**EXERCISE PROMPT**: Every entry should be repeated exactly. Omit the pictures.

*** LISTING ***

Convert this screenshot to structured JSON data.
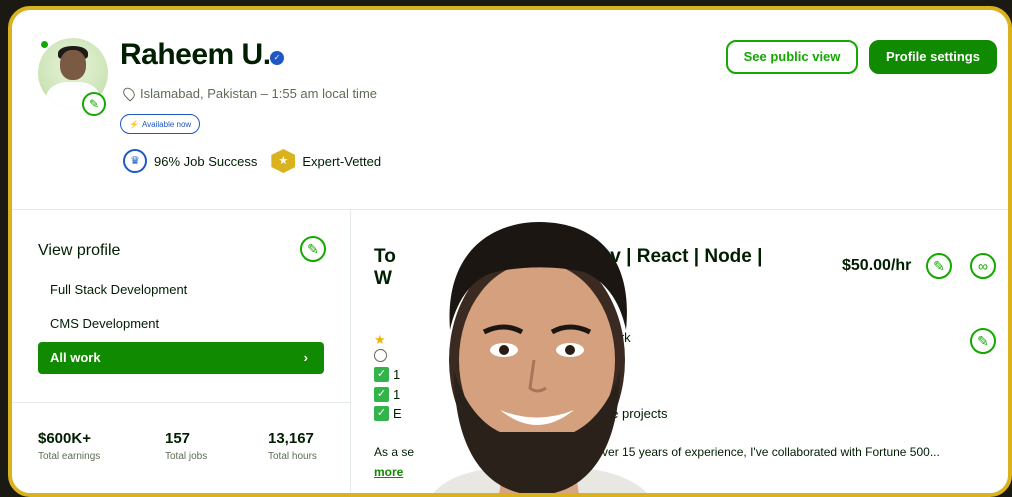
{
  "profile": {
    "name": "Raheem U.",
    "location": "Islamabad, Pakistan – 1:55 am local time",
    "availability": "Available now",
    "job_success": "96% Job Success",
    "expert_vetted": "Expert-Vetted"
  },
  "header": {
    "public_view_label": "See public view",
    "settings_label": "Profile settings"
  },
  "sidebar": {
    "view_profile_label": "View profile",
    "items": [
      {
        "label": "Full Stack Development"
      },
      {
        "label": "CMS Development"
      },
      {
        "label": "All work"
      }
    ]
  },
  "totals": [
    {
      "value": "$600K+",
      "label": "Total earnings"
    },
    {
      "value": "157",
      "label": "Total jobs"
    },
    {
      "value": "13,167",
      "label": "Total hours"
    }
  ],
  "main": {
    "title_left": "To",
    "title_left_2": "W",
    "title_right": "Dev | React | Node |",
    "rate": "$50.00/hr",
    "frag_upwork": "pwork",
    "frag_1": "1",
    "frag_2": "1",
    "frag_3": "E",
    "frag_scale": "scale projects",
    "desc_left": "As a se",
    "desc_right": "th over 15 years of experience, I've collaborated with Fortune 500...",
    "more_label": "more"
  },
  "icons": {
    "verified": "verified-badge-icon",
    "location": "location-pin-icon",
    "bolt": "bolt-icon",
    "job_success": "crown-icon",
    "expert": "expert-badge-icon",
    "edit": "pencil-icon",
    "link": "link-icon",
    "chevron": "chevron-right-icon"
  },
  "colors": {
    "brand_green": "#108a00",
    "accent_blue": "#1f57c3",
    "frame_gold": "#d9b21e"
  }
}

***

**SOLUTION TO THE EXERCISE**:
Convert this screenshot to structured JSON data.
{
  "profile": {
    "name": "Raheem U.",
    "location": "Islamabad, Pakistan – 1:55 am local time",
    "availability": "Available now",
    "job_success": "96% Job Success",
    "expert_vetted": "Expert-Vetted"
  },
  "header": {
    "public_view_label": "See public view",
    "settings_label": "Profile settings"
  },
  "sidebar": {
    "view_profile_label": "View profile",
    "items": [
      {
        "label": "Full Stack Development"
      },
      {
        "label": "CMS Development"
      },
      {
        "label": "All work"
      }
    ]
  },
  "totals": [
    {
      "value": "$600K+",
      "label": "Total earnings"
    },
    {
      "value": "157",
      "label": "Total jobs"
    },
    {
      "value": "13,167",
      "label": "Total hours"
    }
  ],
  "main": {
    "title_left": "To",
    "title_left_2": "W",
    "title_right": "Dev | React | Node |",
    "rate": "$50.00/hr",
    "frag_upwork": "pwork",
    "frag_1": "1",
    "frag_2": "1",
    "frag_3": "E",
    "frag_scale": "scale projects",
    "desc_left": "As a se",
    "desc_right": "th over 15 years of experience, I've collaborated with Fortune 500...",
    "more_label": "more"
  },
  "icons": {
    "verified": "verified-badge-icon",
    "location": "location-pin-icon",
    "bolt": "bolt-icon",
    "job_success": "crown-icon",
    "expert": "expert-badge-icon",
    "edit": "pencil-icon",
    "link": "link-icon",
    "chevron": "chevron-right-icon"
  },
  "colors": {
    "brand_green": "#108a00",
    "accent_blue": "#1f57c3",
    "frame_gold": "#d9b21e"
  }
}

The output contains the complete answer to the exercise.